━━━ DATA LISTING ━━━

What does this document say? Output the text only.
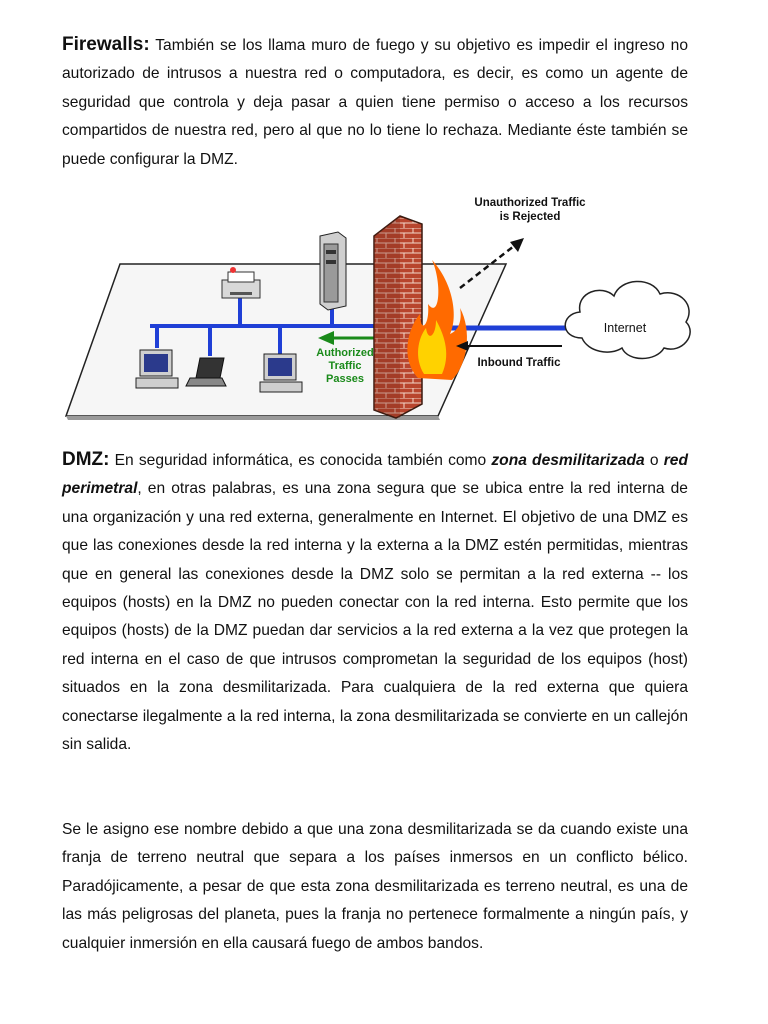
Firewalls: También se los llama muro de fuego y su objetivo es impedir el ingreso no autorizado de intrusos a nuestra red o computadora, es decir, es como un agente de seguridad que controla y deja pasar a quien tiene permiso o acceso a los recursos compartidos de nuestra red, pero al que no lo tiene lo rechaza. Mediante éste también se puede configurar la DMZ.

Authorized
Traffic
Passes
Unauthorized Traffic
is Rejected
Inbound Traffic
Internet

DMZ: En seguridad informática, es conocida también como zona desmilitarizada o red perimetral, en otras palabras, es una zona segura que se ubica entre la red interna de una organización y una red externa, generalmente en Internet. El objetivo de una DMZ es que las conexiones desde la red interna y la externa a la DMZ estén permitidas, mientras que en general las conexiones desde la DMZ solo se permitan a la red externa -- los equipos (hosts) en la DMZ no pueden conectar con la red interna. Esto permite que los equipos (hosts) de la DMZ puedan dar servicios a la red externa a la vez que protegen la red interna en el caso de que intrusos comprometan la seguridad de los equipos (host) situados en la zona desmilitarizada. Para cualquiera de la red externa que quiera conectarse ilegalmente a la red interna, la zona desmilitarizada se convierte en un callejón sin salida.

Se le asigno ese nombre debido a que una zona desmilitarizada se da cuando existe una franja de terreno neutral que separa a los países inmersos en un conflicto bélico. Paradójicamente, a pesar de que esta zona desmilitarizada es terreno neutral, es una de las más peligrosas del planeta, pues la franja no pertenece formalmente a ningún país, y cualquier inmersión en ella causará fuego de ambos bandos.
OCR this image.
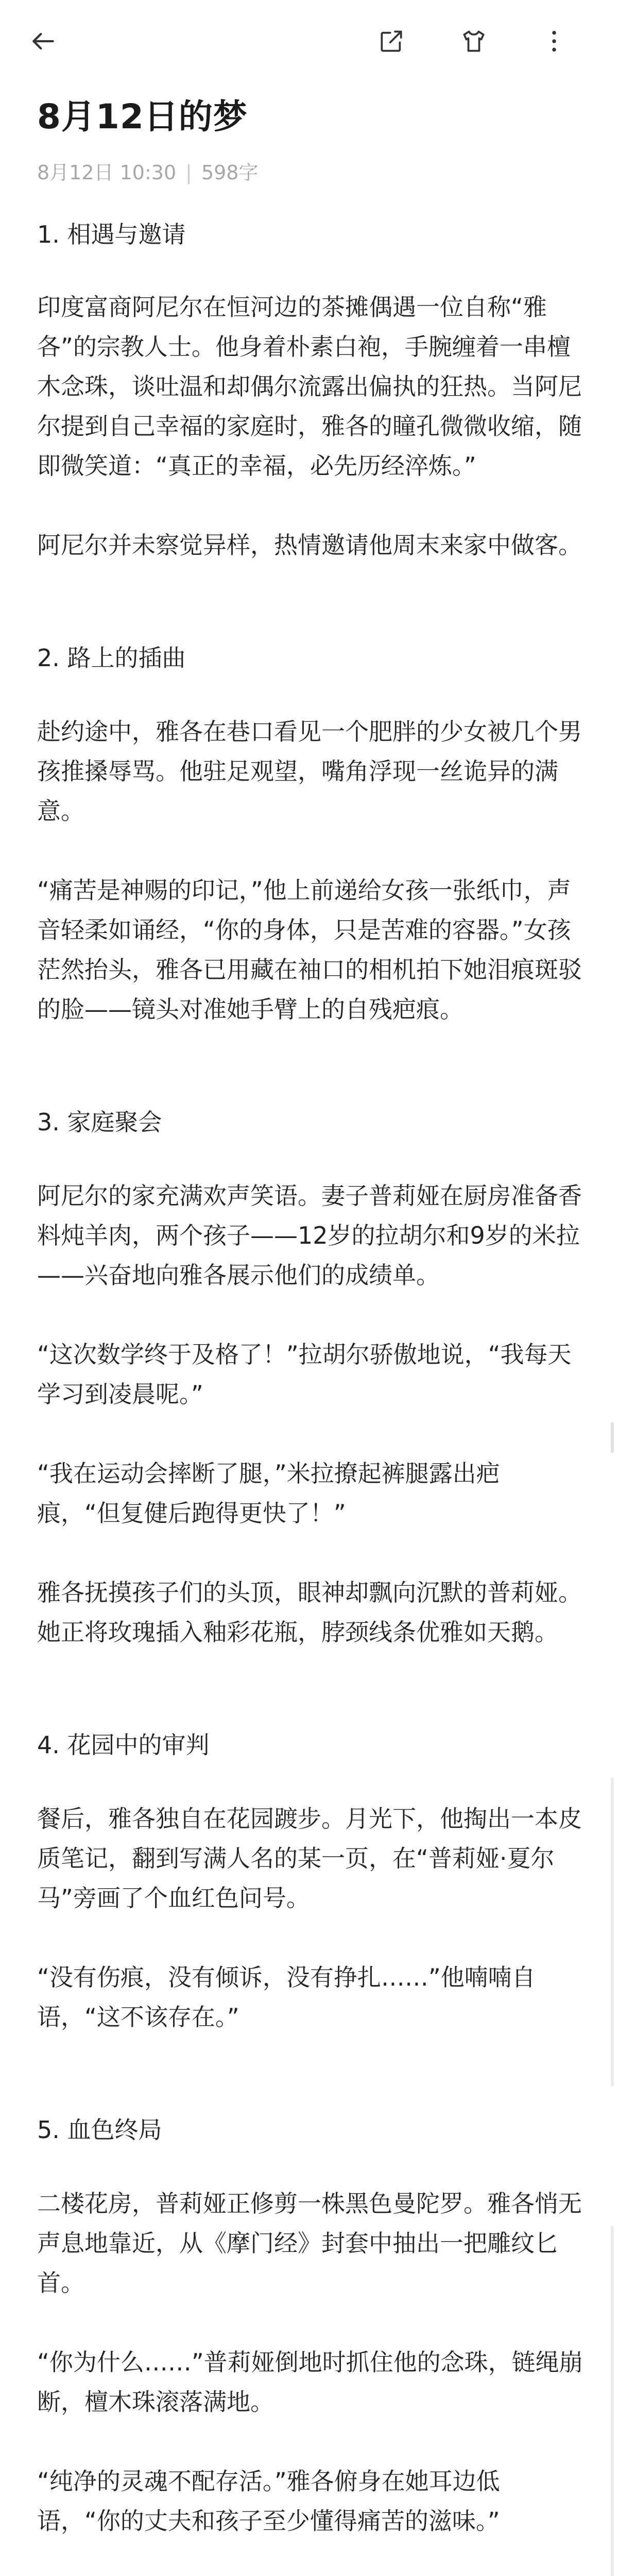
8月12日的梦
8月12日 10:30 | 598字
1. 相遇与邀请

印度富商阿尼尔在恒河边的茶摊偶遇一位自称“雅各”的宗教人士。他身着朴素白袍，手腕缠着一串檀木念珠，谈吐温和却偶尔流露出偏执的狂热。当阿尼尔提到自己幸福的家庭时，雅各的瞳孔微微收缩，随即微笑道：“真正的幸福，必先历经淬炼。”

阿尼尔并未察觉异样，热情邀请他周末来家中做客。

2. 路上的插曲

赴约途中，雅各在巷口看见一个肥胖的少女被几个男孩推搡辱骂。他驻足观望，嘴角浮现一丝诡异的满意。

“痛苦是神赐的印记，”他上前递给女孩一张纸巾，声音轻柔如诵经，“你的身体，只是苦难的容器。”女孩茫然抬头，雅各已用藏在袖口的相机拍下她泪痕斑驳的脸——镜头对准她手臂上的自残疤痕。

3. 家庭聚会

阿尼尔的家充满欢声笑语。妻子普莉娅在厨房准备香料炖羊肉，两个孩子——12岁的拉胡尔和9岁的米拉——兴奋地向雅各展示他们的成绩单。

“这次数学终于及格了！”拉胡尔骄傲地说，“我每天学习到凌晨呢。”

“我在运动会摔断了腿，”米拉撩起裤腿露出疤痕，“但复健后跑得更快了！”

雅各抚摸孩子们的头顶，眼神却飘向沉默的普莉娅。她正将玫瑰插入釉彩花瓶，脖颈线条优雅如天鹅。

4. 花园中的审判

餐后，雅各独自在花园踱步。月光下，他掏出一本皮质笔记，翻到写满人名的某一页，在“普莉娅·夏尔马”旁画了个血红色问号。

“没有伤痕，没有倾诉，没有挣扎……”他喃喃自语，“这不该存在。”

5. 血色终局

二楼花房，普莉娅正修剪一株黑色曼陀罗。雅各悄无声息地靠近，从《摩门经》封套中抽出一把雕纹匕首。

“你为什么……”普莉娅倒地时抓住他的念珠，链绳崩断，檀木珠滚落满地。

“纯净的灵魂不配存活。”雅各俯身在她耳边低语，“你的丈夫和孩子至少懂得痛苦的滋味。”
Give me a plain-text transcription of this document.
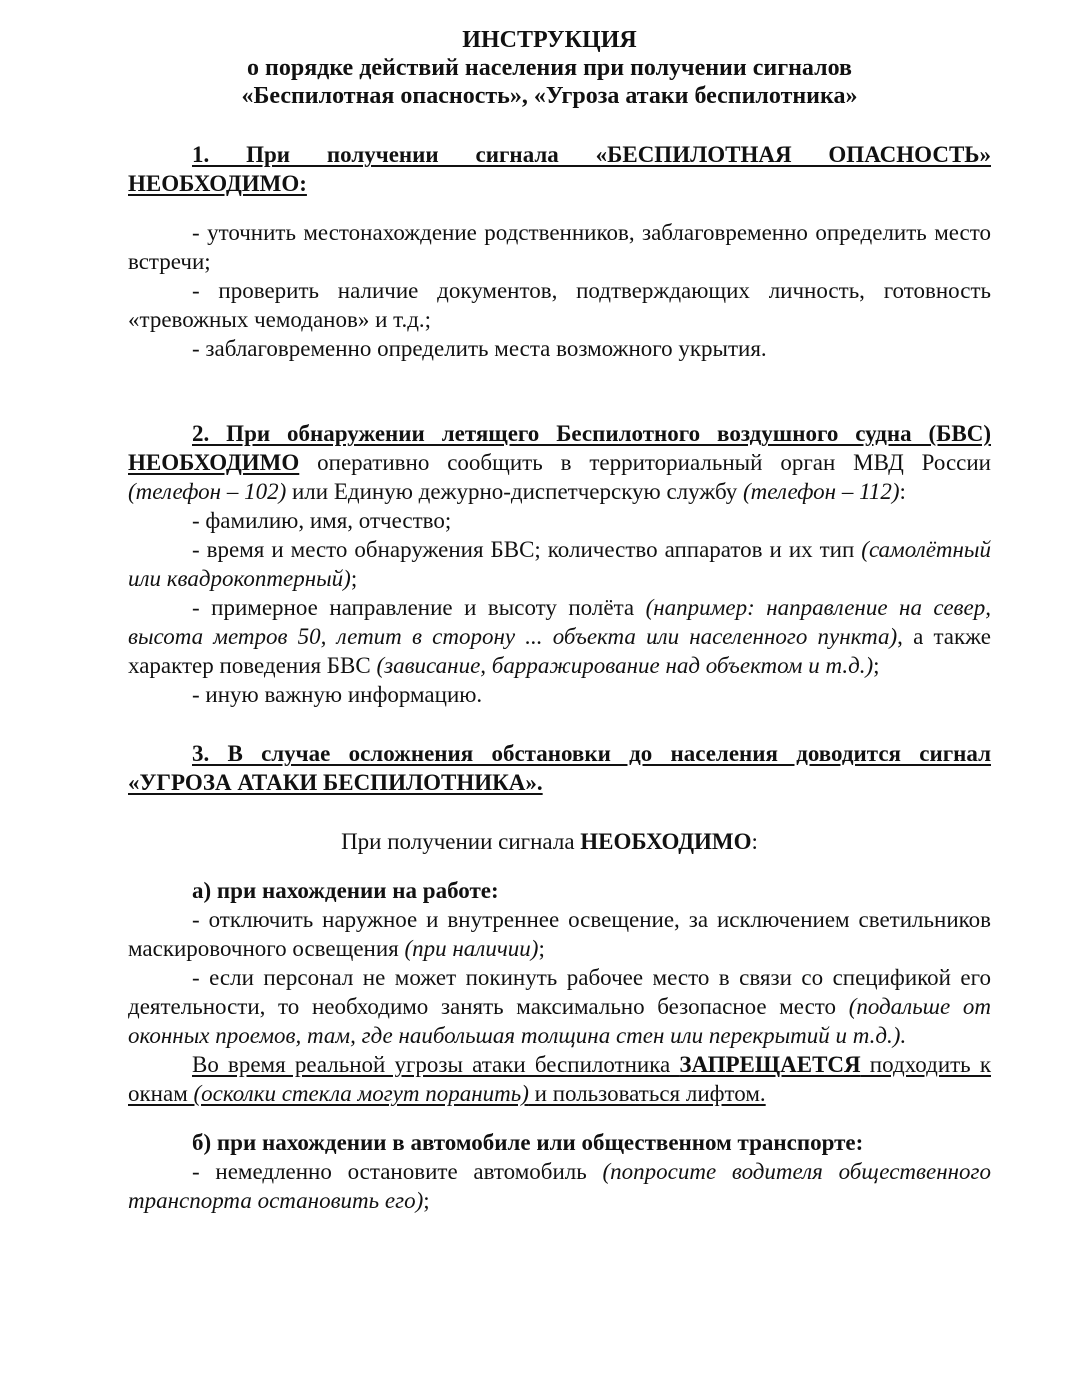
ИНСТРУКЦИЯ
о порядке действий населения при получении сигналов
«Беспилотная опасность», «Угроза атаки беспилотника»

1. При получении сигнала «БЕСПИЛОТНАЯ ОПАСНОСТЬ» НЕОБХОДИМО:

- уточнить местонахождение родственников, заблаговременно определить место встречи;

- проверить наличие документов, подтверждающих личность, готовность «тревожных чемоданов» и т.д.;

- заблаговременно определить места возможного укрытия.

2. При обнаружении летящего Беспилотного воздушного судна (БВС) НЕОБХОДИМО оперативно сообщить в территориальный орган МВД России (телефон – 102) или Единую дежурно-диспетчерскую службу (телефон – 112):

- фамилию, имя, отчество;

- время и место обнаружения БВС; количество аппаратов и их тип (самолётный или квадрокоптерный);

- примерное направление и высоту полёта (например: направление на север, высота метров 50, летит в сторону ... объекта или населенного пункта), а также характер поведения БВС (зависание, барражирование над объектом и т.д.);

- иную важную информацию.

3. В случае осложнения обстановки до населения доводится сигнал «УГРОЗА АТАКИ БЕСПИЛОТНИКА».

При получении сигнала НЕОБХОДИМО:

а) при нахождении на работе:

- отключить наружное и внутреннее освещение, за исключением светильников маскировочного освещения (при наличии);

- если персонал не может покинуть рабочее место в связи со спецификой его деятельности, то необходимо занять максимально безопасное место (подальше от оконных проемов, там, где наибольшая толщина стен или перекрытий и т.д.).

Во время реальной угрозы атаки беспилотника ЗАПРЕЩАЕТСЯ подходить к окнам (осколки стекла могут поранить) и пользоваться лифтом.

б) при нахождении в автомобиле или общественном транспорте:

- немедленно остановите автомобиль (попросите водителя общественного транспорта остановить его);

━━━

• **BRIEF**: Search the records for the word "desmilitarizada". Copy every line that has it.

• **OUTPUT OF THE EXERCISE**:
DMZ: En seguridad informática, es conocida también como zona desmilitarizada o red perimetral, en otras palabras, es una zona segura que se ubica entre la red interna de una organización y una red externa, generalmente en Internet. El objetivo de una DMZ es que las conexiones desde la red interna y la externa a la DMZ estén permitidas, mientras que en general las conexiones desde la DMZ solo se permitan a la red externa -- los equipos (hosts) en la DMZ no pueden conectar con la red interna. Esto permite que los equipos (hosts) de la DMZ puedan dar servicios a la red externa a la vez que protegen la red interna en el caso de que intrusos comprometan la seguridad de los equipos (host) situados en la zona desmilitarizada. Para cualquiera de la red externa que quiera conectarse ilegalmente a la red interna, la zona desmilitarizada se convierte en un callejón sin salida.
Se le asigno ese nombre debido a que una zona desmilitarizada se da cuando existe una franja de terreno neutral que separa a los países inmersos en un conflicto bélico. Paradójicamente, a pesar de que esta zona desmilitarizada es terreno neutral, es una de las más peligrosas del planeta, pues la franja no pertenece formalmente a ningún país, y cualquier inmersión en ella causará fuego de ambos bandos.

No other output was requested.